- **Directions**
Please return each of the entries exactly, minus their pictures.

(Document page image records)
*** Block opens ***

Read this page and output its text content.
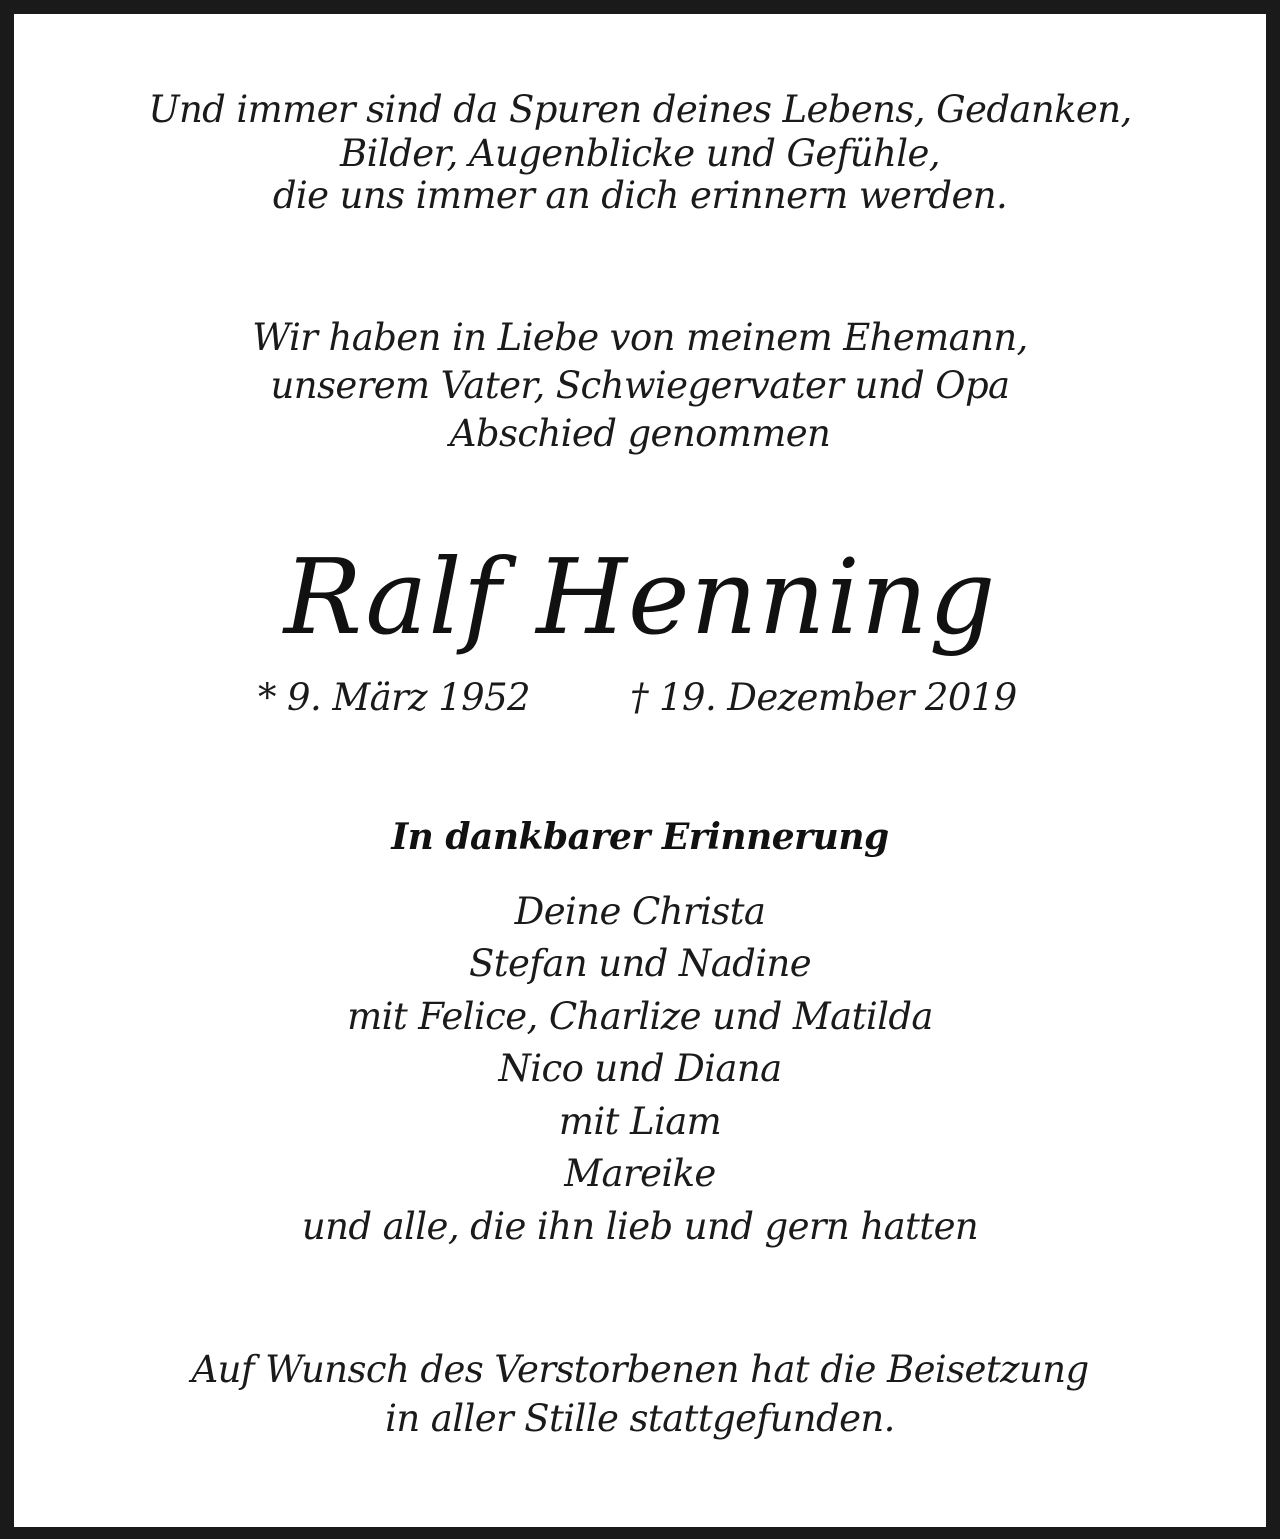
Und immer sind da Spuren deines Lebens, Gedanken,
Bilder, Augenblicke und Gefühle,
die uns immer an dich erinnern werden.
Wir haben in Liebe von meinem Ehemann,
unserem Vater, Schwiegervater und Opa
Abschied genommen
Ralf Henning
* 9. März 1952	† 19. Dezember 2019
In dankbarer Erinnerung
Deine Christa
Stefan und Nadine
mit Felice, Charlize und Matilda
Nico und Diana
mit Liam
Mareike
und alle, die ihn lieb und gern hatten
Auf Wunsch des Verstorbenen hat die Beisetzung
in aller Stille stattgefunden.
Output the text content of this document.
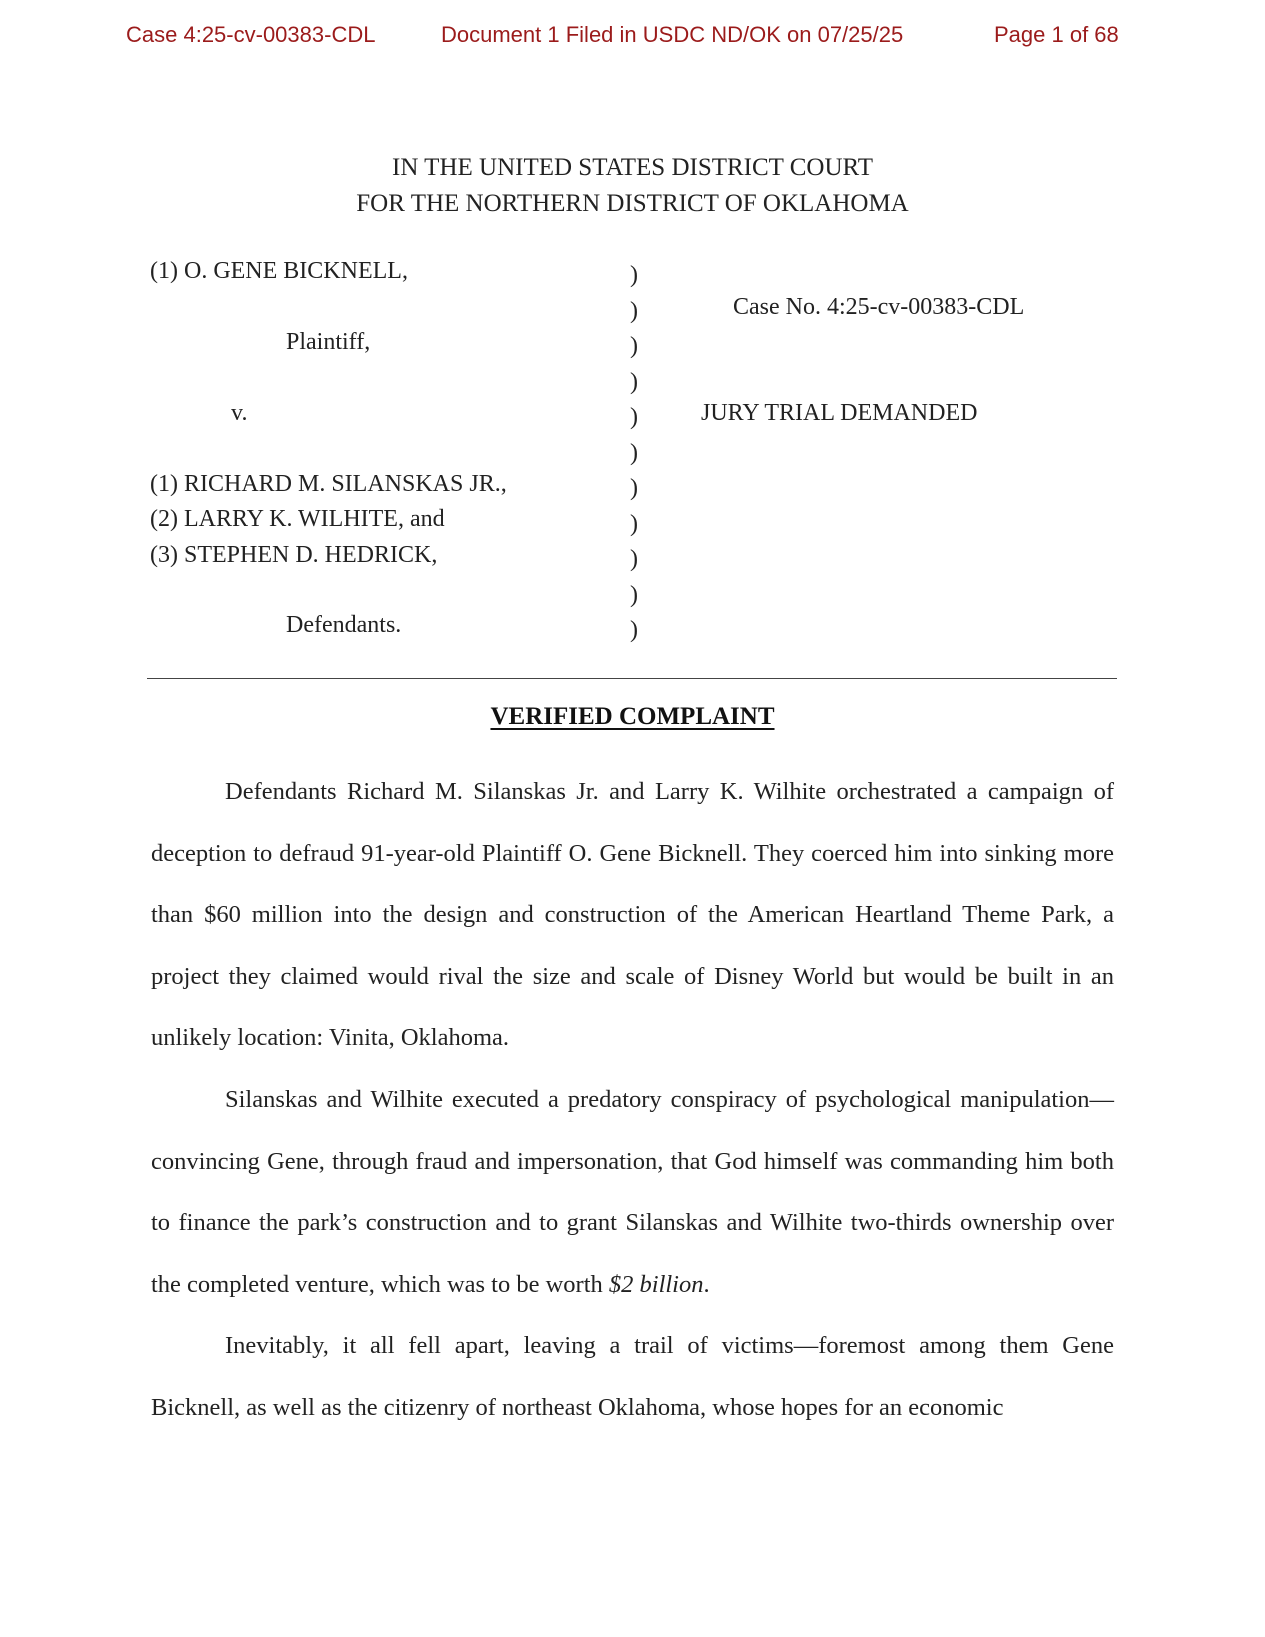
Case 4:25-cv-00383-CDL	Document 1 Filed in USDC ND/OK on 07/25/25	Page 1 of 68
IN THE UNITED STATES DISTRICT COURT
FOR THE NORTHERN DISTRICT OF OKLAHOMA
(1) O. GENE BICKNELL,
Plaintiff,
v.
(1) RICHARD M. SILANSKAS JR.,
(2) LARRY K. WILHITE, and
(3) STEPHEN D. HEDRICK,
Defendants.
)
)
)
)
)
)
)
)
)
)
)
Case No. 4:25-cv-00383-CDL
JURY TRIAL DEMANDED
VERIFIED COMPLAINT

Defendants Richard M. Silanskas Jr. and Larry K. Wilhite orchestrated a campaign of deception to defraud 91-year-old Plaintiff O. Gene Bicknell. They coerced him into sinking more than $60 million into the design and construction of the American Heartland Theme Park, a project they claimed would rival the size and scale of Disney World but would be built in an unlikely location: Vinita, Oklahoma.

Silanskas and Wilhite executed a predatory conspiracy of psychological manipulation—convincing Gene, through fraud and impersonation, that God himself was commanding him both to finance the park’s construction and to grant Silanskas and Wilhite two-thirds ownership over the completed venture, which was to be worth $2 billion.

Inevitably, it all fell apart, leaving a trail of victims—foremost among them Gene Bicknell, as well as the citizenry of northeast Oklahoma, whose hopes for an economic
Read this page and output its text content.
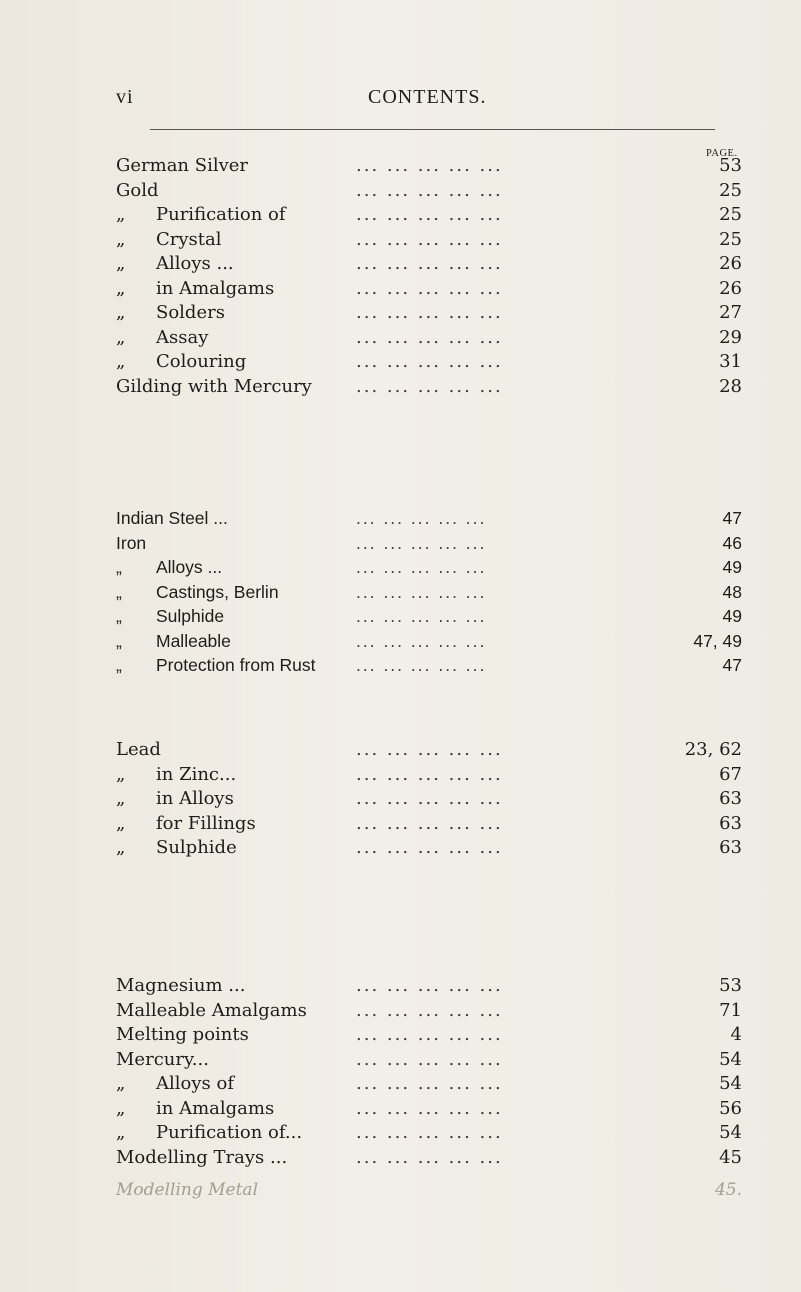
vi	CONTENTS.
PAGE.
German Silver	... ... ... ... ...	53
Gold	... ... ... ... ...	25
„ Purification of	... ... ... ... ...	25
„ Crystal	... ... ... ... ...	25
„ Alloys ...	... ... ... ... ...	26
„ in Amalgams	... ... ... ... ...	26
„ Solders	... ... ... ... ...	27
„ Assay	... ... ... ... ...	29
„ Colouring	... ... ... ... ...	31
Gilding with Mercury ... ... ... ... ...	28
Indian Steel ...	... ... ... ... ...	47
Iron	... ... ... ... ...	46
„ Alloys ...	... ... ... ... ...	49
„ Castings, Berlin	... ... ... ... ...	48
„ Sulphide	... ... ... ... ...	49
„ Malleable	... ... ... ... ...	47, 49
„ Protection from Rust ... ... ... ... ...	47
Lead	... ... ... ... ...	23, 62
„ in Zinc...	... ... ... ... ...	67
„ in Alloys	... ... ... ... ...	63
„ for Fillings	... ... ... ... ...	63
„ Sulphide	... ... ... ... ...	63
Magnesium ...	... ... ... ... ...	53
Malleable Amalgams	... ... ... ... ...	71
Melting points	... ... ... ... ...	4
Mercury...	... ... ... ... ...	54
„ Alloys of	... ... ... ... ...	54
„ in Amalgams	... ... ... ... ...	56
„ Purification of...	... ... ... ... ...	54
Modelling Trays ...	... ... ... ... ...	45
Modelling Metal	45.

*** Block closes ***

- **Answer below**
Read this page and output its text content.
Und immer sind da Spuren deines Lebens, Gedanken,
Bilder, Augenblicke und Gefühle,
die uns immer an dich erinnern werden.
Wir haben in Liebe von meinem Ehemann,
unserem Vater, Schwiegervater und Opa
Abschied genommen
Ralf Henning
* 9. März 1952	† 19. Dezember 2019
In dankbarer Erinnerung
Deine Christa
Stefan und Nadine
mit Felice, Charlize und Matilda
Nico und Diana
mit Liam
Mareike
und alle, die ihn lieb und gern hatten
Auf Wunsch des Verstorbenen hat die Beisetzung
in aller Stille stattgefunden.
Output the text content of this document.
Case 4:25-cv-00383-CDL	Document 1 Filed in USDC ND/OK on 07/25/25	Page 1 of 68
IN THE UNITED STATES DISTRICT COURT
FOR THE NORTHERN DISTRICT OF OKLAHOMA
(1) O. GENE BICKNELL,
Plaintiff,
v.
(1) RICHARD M. SILANSKAS JR.,
(2) LARRY K. WILHITE, and
(3) STEPHEN D. HEDRICK,
Defendants.
)
)
)
)
)
)
)
)
)
)
)
Case No. 4:25-cv-00383-CDL
JURY TRIAL DEMANDED
VERIFIED COMPLAINT

Defendants Richard M. Silanskas Jr. and Larry K. Wilhite orchestrated a campaign of deception to defraud 91-year-old Plaintiff O. Gene Bicknell. They coerced him into sinking more than $60 million into the design and construction of the American Heartland Theme Park, a project they claimed would rival the size and scale of Disney World but would be built in an unlikely location: Vinita, Oklahoma.

Silanskas and Wilhite executed a predatory conspiracy of psychological manipulation—convincing Gene, through fraud and impersonation, that God himself was commanding him both to finance the park’s construction and to grant Silanskas and Wilhite two-thirds ownership over the completed venture, which was to be worth $2 billion.

Inevitably, it all fell apart, leaving a trail of victims—foremost among them Gene Bicknell, as well as the citizenry of northeast Oklahoma, whose hopes for an economic
Read this page and output its text content.
vi	CONTENTS.
PAGE.
German Silver	... ... ... ... ...	53
Gold	... ... ... ... ...	25
„ Purification of	... ... ... ... ...	25
„ Crystal	... ... ... ... ...	25
„ Alloys ...	... ... ... ... ...	26
„ in Amalgams	... ... ... ... ...	26
„ Solders	... ... ... ... ...	27
„ Assay	... ... ... ... ...	29
„ Colouring	... ... ... ... ...	31
Gilding with Mercury ... ... ... ... ...	28
Indian Steel ...	... ... ... ... ...	47
Iron	... ... ... ... ...	46
„ Alloys ...	... ... ... ... ...	49
„ Castings, Berlin	... ... ... ... ...	48
„ Sulphide	... ... ... ... ...	49
„ Malleable	... ... ... ... ...	47, 49
„ Protection from Rust ... ... ... ... ...	47
Lead	... ... ... ... ...	23, 62
„ in Zinc...	... ... ... ... ...	67
„ in Alloys	... ... ... ... ...	63
„ for Fillings	... ... ... ... ...	63
„ Sulphide	... ... ... ... ...	63
Magnesium ...	... ... ... ... ...	53
Malleable Amalgams	... ... ... ... ...	71
Melting points	... ... ... ... ...	4
Mercury...	... ... ... ... ...	54
„ Alloys of	... ... ... ... ...	54
„ in Amalgams	... ... ... ... ...	56
„ Purification of...	... ... ... ... ...	54
Modelling Trays ...	... ... ... ... ...	45
Modelling Metal	45.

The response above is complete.